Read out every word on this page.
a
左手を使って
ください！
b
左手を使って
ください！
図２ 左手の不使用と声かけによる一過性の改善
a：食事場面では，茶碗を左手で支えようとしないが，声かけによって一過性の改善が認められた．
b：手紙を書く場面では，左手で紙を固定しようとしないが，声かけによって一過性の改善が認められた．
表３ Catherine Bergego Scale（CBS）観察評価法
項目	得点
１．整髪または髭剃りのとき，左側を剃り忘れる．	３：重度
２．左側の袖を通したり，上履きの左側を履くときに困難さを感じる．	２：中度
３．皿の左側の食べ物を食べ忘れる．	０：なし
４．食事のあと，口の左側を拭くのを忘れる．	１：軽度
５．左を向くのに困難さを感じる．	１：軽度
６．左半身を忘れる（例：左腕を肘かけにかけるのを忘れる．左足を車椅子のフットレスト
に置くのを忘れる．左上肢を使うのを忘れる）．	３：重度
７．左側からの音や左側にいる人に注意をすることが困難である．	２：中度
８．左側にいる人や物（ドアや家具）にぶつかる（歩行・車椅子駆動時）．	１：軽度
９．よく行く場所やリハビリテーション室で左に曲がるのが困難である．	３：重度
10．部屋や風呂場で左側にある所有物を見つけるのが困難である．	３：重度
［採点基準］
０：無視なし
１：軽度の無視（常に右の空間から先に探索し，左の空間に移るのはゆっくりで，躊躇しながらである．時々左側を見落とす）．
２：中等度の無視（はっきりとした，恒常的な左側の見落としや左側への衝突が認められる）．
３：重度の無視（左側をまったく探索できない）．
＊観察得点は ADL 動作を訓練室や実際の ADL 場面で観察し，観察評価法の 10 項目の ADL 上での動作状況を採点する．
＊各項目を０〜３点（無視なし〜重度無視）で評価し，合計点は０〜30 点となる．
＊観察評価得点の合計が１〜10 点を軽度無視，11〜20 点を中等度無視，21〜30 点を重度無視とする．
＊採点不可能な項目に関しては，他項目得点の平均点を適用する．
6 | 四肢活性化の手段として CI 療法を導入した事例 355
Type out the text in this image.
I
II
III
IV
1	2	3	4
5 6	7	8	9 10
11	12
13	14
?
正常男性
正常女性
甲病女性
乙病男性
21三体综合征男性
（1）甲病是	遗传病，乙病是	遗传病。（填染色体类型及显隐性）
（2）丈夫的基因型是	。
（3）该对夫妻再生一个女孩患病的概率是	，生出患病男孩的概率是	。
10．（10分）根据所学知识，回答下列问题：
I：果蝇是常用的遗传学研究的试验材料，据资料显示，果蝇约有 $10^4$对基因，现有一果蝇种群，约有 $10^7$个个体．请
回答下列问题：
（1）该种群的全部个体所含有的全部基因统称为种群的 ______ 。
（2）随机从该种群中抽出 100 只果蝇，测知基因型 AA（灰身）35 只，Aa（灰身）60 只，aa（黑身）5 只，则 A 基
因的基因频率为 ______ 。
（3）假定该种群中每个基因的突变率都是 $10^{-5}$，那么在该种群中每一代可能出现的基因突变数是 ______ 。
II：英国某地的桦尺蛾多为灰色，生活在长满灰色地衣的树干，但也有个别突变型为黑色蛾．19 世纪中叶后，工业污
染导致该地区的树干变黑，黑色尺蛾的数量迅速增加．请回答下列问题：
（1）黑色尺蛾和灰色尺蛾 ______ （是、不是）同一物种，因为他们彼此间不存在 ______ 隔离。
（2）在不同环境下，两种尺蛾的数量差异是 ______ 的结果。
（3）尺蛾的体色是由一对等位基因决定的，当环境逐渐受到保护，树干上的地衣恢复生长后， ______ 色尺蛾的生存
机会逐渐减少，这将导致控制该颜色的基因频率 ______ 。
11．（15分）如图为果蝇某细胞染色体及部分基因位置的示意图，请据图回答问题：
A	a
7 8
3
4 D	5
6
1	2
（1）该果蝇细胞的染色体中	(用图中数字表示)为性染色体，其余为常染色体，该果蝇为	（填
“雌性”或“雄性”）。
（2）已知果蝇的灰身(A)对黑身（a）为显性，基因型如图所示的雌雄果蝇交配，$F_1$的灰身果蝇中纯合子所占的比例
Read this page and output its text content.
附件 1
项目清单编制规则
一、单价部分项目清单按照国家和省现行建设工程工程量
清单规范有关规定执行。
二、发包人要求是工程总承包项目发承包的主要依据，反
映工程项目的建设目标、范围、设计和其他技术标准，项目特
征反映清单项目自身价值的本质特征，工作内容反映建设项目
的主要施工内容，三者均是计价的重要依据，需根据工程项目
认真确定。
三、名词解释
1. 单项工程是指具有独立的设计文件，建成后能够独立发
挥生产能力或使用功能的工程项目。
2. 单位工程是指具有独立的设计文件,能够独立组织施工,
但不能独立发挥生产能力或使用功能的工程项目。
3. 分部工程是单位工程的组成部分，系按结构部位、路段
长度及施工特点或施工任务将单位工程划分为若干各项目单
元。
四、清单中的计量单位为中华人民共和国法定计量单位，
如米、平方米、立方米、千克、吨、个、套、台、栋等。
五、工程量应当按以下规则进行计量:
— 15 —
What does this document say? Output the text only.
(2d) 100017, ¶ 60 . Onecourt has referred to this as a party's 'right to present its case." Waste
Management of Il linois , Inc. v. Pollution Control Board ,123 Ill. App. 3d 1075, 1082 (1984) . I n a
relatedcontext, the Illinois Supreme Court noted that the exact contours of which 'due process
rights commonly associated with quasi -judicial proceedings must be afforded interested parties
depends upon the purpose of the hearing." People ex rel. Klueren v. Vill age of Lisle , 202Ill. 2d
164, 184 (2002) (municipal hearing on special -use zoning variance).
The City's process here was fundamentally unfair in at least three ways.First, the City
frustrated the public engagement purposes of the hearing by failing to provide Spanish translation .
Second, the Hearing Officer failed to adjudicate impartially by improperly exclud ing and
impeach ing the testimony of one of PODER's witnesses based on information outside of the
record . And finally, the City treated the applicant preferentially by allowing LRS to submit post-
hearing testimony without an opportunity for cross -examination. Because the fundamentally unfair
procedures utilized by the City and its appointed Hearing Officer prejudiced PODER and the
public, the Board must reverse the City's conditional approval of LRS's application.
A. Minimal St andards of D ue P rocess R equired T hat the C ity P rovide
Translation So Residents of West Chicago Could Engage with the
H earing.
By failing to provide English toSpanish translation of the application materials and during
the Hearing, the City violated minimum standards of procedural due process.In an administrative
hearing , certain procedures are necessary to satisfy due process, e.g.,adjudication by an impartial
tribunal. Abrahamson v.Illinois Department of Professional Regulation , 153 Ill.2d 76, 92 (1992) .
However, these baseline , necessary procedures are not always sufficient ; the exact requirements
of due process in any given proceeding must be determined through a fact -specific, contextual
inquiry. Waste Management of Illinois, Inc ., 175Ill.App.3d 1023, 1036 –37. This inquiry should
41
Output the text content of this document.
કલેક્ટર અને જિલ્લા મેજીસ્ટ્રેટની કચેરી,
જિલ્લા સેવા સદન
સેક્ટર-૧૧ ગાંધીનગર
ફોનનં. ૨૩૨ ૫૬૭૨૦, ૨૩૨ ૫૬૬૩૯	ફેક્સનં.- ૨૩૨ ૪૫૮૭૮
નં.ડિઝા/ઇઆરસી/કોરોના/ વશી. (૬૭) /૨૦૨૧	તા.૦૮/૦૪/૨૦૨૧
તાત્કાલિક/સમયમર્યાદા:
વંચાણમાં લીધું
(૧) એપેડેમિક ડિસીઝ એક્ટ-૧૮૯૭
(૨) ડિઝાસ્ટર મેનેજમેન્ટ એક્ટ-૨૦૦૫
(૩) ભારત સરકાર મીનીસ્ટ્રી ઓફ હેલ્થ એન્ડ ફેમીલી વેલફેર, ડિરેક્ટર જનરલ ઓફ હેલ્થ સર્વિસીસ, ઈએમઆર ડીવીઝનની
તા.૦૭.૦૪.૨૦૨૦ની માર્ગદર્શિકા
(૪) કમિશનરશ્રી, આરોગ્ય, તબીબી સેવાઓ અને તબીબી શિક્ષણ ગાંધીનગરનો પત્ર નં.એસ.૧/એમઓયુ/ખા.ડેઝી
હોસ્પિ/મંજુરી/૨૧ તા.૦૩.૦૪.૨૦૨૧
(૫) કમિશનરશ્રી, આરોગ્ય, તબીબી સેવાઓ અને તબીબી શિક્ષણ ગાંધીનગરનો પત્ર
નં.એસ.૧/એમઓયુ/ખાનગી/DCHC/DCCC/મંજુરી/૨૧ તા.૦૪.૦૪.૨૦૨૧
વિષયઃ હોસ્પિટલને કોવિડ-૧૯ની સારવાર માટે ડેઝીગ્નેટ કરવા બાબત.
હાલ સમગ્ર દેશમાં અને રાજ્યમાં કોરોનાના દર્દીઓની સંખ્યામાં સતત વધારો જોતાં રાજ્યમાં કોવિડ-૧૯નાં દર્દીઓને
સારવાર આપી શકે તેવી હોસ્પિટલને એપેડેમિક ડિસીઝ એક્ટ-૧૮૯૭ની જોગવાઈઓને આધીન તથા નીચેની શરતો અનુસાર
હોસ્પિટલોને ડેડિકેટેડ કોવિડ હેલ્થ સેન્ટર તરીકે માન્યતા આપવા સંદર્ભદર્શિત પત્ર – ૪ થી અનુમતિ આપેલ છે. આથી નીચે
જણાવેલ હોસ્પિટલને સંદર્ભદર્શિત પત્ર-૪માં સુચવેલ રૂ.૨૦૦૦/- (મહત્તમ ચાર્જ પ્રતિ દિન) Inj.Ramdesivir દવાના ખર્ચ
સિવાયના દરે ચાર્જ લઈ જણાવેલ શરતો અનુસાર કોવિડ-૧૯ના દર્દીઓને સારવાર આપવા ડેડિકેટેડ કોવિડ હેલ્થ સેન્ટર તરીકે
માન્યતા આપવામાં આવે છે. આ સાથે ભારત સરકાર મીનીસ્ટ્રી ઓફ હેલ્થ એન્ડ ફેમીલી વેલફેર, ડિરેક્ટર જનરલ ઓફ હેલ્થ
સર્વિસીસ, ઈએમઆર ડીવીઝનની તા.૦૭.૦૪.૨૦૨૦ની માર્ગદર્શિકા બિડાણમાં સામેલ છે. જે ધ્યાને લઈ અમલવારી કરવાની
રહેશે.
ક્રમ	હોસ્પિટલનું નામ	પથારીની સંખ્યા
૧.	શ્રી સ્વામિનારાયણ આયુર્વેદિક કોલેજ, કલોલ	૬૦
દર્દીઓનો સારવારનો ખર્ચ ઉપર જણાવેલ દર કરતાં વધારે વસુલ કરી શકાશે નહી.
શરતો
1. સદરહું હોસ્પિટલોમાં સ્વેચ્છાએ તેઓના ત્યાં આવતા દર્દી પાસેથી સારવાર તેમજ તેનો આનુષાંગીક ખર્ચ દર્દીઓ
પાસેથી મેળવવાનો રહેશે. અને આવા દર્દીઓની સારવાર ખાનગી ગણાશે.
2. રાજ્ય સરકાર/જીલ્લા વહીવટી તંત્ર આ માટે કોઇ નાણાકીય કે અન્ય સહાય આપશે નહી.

---+---

Work to complete
Reproduce exactly the lines from the one containing "Output the text content of this document." through the last line of the records above, including both, and nothing else.

Solved exercise
Output the text content of this document.
કલેક્ટર અને જિલ્લા મેજીસ્ટ્રેટની કચેરી,
જિલ્લા સેવા સદન
સેક્ટર-૧૧ ગાંધીનગર
ફોનનં. ૨૩૨ ૫૬૭૨૦, ૨૩૨ ૫૬૬૩૯	ફેક્સનં.- ૨૩૨ ૪૫૮૭૮
નં.ડિઝા/ઇઆરસી/કોરોના/ વશી. (૬૭) /૨૦૨૧	તા.૦૮/૦૪/૨૦૨૧
તાત્કાલિક/સમયમર્યાદા:
વંચાણમાં લીધું
(૧) એપેડેમિક ડિસીઝ એક્ટ-૧૮૯૭
(૨) ડિઝાસ્ટર મેનેજમેન્ટ એક્ટ-૨૦૦૫
(૩) ભારત સરકાર મીનીસ્ટ્રી ઓફ હેલ્થ એન્ડ ફેમીલી વેલફેર, ડિરેક્ટર જનરલ ઓફ હેલ્થ સર્વિસીસ, ઈએમઆર ડીવીઝનની
તા.૦૭.૦૪.૨૦૨૦ની માર્ગદર્શિકા
(૪) કમિશનરશ્રી, આરોગ્ય, તબીબી સેવાઓ અને તબીબી શિક્ષણ ગાંધીનગરનો પત્ર નં.એસ.૧/એમઓયુ/ખા.ડેઝી
હોસ્પિ/મંજુરી/૨૧ તા.૦૩.૦૪.૨૦૨૧
(૫) કમિશનરશ્રી, આરોગ્ય, તબીબી સેવાઓ અને તબીબી શિક્ષણ ગાંધીનગરનો પત્ર
નં.એસ.૧/એમઓયુ/ખાનગી/DCHC/DCCC/મંજુરી/૨૧ તા.૦૪.૦૪.૨૦૨૧
વિષયઃ હોસ્પિટલને કોવિડ-૧૯ની સારવાર માટે ડેઝીગ્નેટ કરવા બાબત.
હાલ સમગ્ર દેશમાં અને રાજ્યમાં કોરોનાના દર્દીઓની સંખ્યામાં સતત વધારો જોતાં રાજ્યમાં કોવિડ-૧૯નાં દર્દીઓને
સારવાર આપી શકે તેવી હોસ્પિટલને એપેડેમિક ડિસીઝ એક્ટ-૧૮૯૭ની જોગવાઈઓને આધીન તથા નીચેની શરતો અનુસાર
હોસ્પિટલોને ડેડિકેટેડ કોવિડ હેલ્થ સેન્ટર તરીકે માન્યતા આપવા સંદર્ભદર્શિત પત્ર – ૪ થી અનુમતિ આપેલ છે. આથી નીચે
જણાવેલ હોસ્પિટલને સંદર્ભદર્શિત પત્ર-૪માં સુચવેલ રૂ.૨૦૦૦/- (મહત્તમ ચાર્જ પ્રતિ દિન) Inj.Ramdesivir દવાના ખર્ચ
સિવાયના દરે ચાર્જ લઈ જણાવેલ શરતો અનુસાર કોવિડ-૧૯ના દર્દીઓને સારવાર આપવા ડેડિકેટેડ કોવિડ હેલ્થ સેન્ટર તરીકે
માન્યતા આપવામાં આવે છે. આ સાથે ભારત સરકાર મીનીસ્ટ્રી ઓફ હેલ્થ એન્ડ ફેમીલી વેલફેર, ડિરેક્ટર જનરલ ઓફ હેલ્થ
સર્વિસીસ, ઈએમઆર ડીવીઝનની તા.૦૭.૦૪.૨૦૨૦ની માર્ગદર્શિકા બિડાણમાં સામેલ છે. જે ધ્યાને લઈ અમલવારી કરવાની
રહેશે.
ક્રમ	હોસ્પિટલનું નામ	પથારીની સંખ્યા
૧.	શ્રી સ્વામિનારાયણ આયુર્વેદિક કોલેજ, કલોલ	૬૦
દર્દીઓનો સારવારનો ખર્ચ ઉપર જણાવેલ દર કરતાં વધારે વસુલ કરી શકાશે નહી.
શરતો
1. સદરહું હોસ્પિટલોમાં સ્વેચ્છાએ તેઓના ત્યાં આવતા દર્દી પાસેથી સારવાર તેમજ તેનો આનુષાંગીક ખર્ચ દર્દીઓ
પાસેથી મેળવવાનો રહેશે. અને આવા દર્દીઓની સારવાર ખાનગી ગણાશે.
2. રાજ્ય સરકાર/જીલ્લા વહીવટી તંત્ર આ માટે કોઇ નાણાકીય કે અન્ય સહાય આપશે નહી.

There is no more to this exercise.